# [Your task]
Please copy all of the entries exactly, but drop every picture.

[Saved data entries]
--------
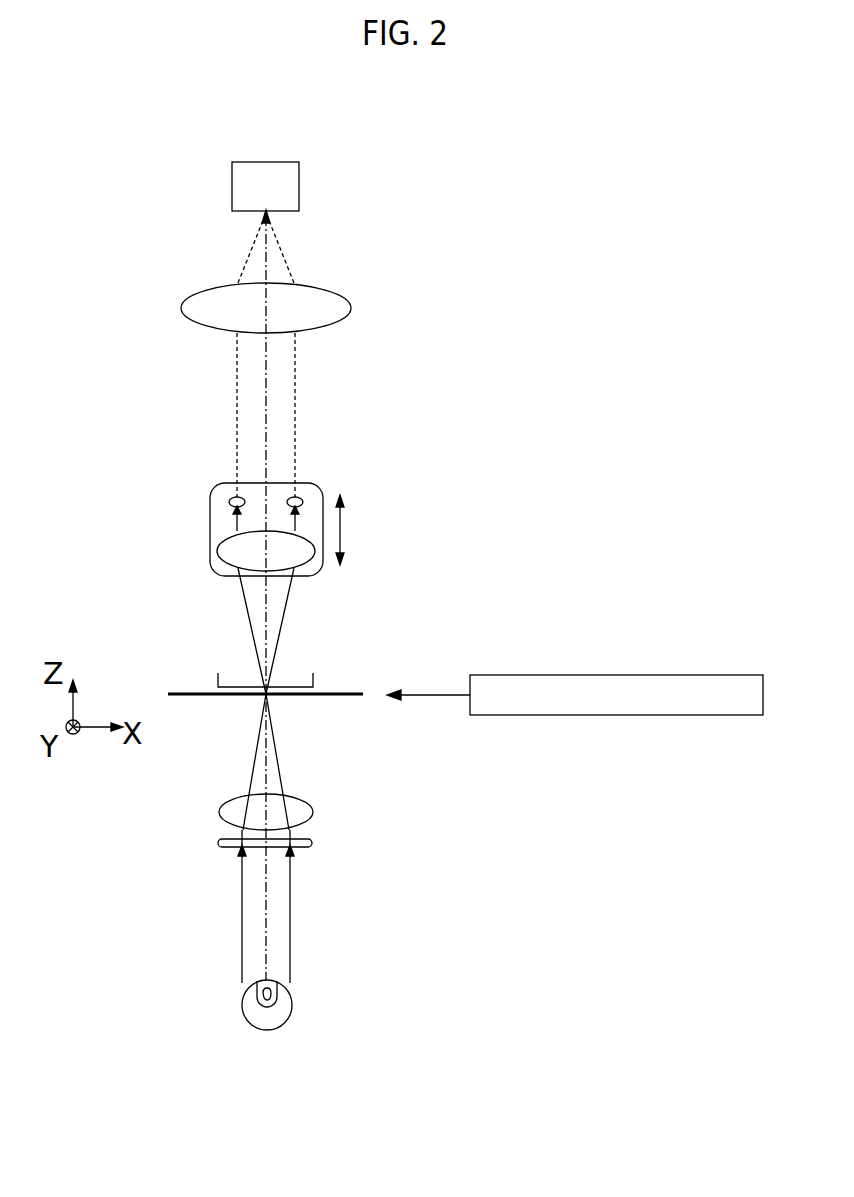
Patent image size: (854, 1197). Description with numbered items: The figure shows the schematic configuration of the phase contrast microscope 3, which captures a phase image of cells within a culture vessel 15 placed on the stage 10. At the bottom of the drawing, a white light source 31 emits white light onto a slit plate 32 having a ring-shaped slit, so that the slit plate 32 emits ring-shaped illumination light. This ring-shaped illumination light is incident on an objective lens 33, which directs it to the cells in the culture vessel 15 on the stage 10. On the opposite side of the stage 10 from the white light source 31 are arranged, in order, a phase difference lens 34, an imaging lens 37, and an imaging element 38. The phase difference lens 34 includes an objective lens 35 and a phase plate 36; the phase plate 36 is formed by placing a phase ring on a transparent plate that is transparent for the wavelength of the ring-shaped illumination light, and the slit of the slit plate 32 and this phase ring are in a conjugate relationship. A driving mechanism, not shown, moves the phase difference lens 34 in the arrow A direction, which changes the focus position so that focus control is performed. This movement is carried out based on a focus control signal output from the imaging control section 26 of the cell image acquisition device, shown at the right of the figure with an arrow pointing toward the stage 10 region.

The phase contrast microscope 3 is at (119, 138).
The stage 10 is at (338, 697).
The culture vessel 15 is at (315, 676).
The imaging control section 26 is at (490, 716).
The white light source 31 is at (243, 1005).
The slit plate 32 is at (316, 843).
The objective lens 33 is at (219, 812).
The phase difference lens 34 is at (210, 553).
The objective lens 35 is at (223, 542).
The phase plate 36 is at (229, 503).
The imaging lens 37 is at (181, 308).
The imaging element 38 is at (232, 180).
The arrow A direction A is at (344, 542).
--------
# [Result for this task]
Patent image size: (854, 1197). Description with numbered items: The figure shows the schematic configuration of the phase contrast microscope 3, which captures a phase image of cells within a culture vessel 15 placed on the stage 10. At the bottom of the drawing, a white light source 31 emits white light onto a slit plate 32 having a ring-shaped slit, so that the slit plate 32 emits ring-shaped illumination light. This ring-shaped illumination light is incident on an objective lens 33, which directs it to the cells in the culture vessel 15 on the stage 10. On the opposite side of the stage 10 from the white light source 31 are arranged, in order, a phase difference lens 34, an imaging lens 37, and an imaging element 38. The phase difference lens 34 includes an objective lens 35 and a phase plate 36; the phase plate 36 is formed by placing a phase ring on a transparent plate that is transparent for the wavelength of the ring-shaped illumination light, and the slit of the slit plate 32 and this phase ring are in a conjugate relationship. A driving mechanism, not shown, moves the phase difference lens 34 in the arrow A direction, which changes the focus position so that focus control is performed. This movement is carried out based on a focus control signal output from the imaging control section 26 of the cell image acquisition device, shown at the right of the figure with an arrow pointing toward the stage 10 region.

The phase contrast microscope 3 is at (119, 138).
The stage 10 is at (338, 697).
The culture vessel 15 is at (315, 676).
The imaging control section 26 is at (490, 716).
The white light source 31 is at (243, 1005).
The slit plate 32 is at (316, 843).
The objective lens 33 is at (219, 812).
The phase difference lens 34 is at (210, 553).
The objective lens 35 is at (223, 542).
The phase plate 36 is at (229, 503).
The imaging lens 37 is at (181, 308).
The imaging element 38 is at (232, 180).
The arrow A direction A is at (344, 542).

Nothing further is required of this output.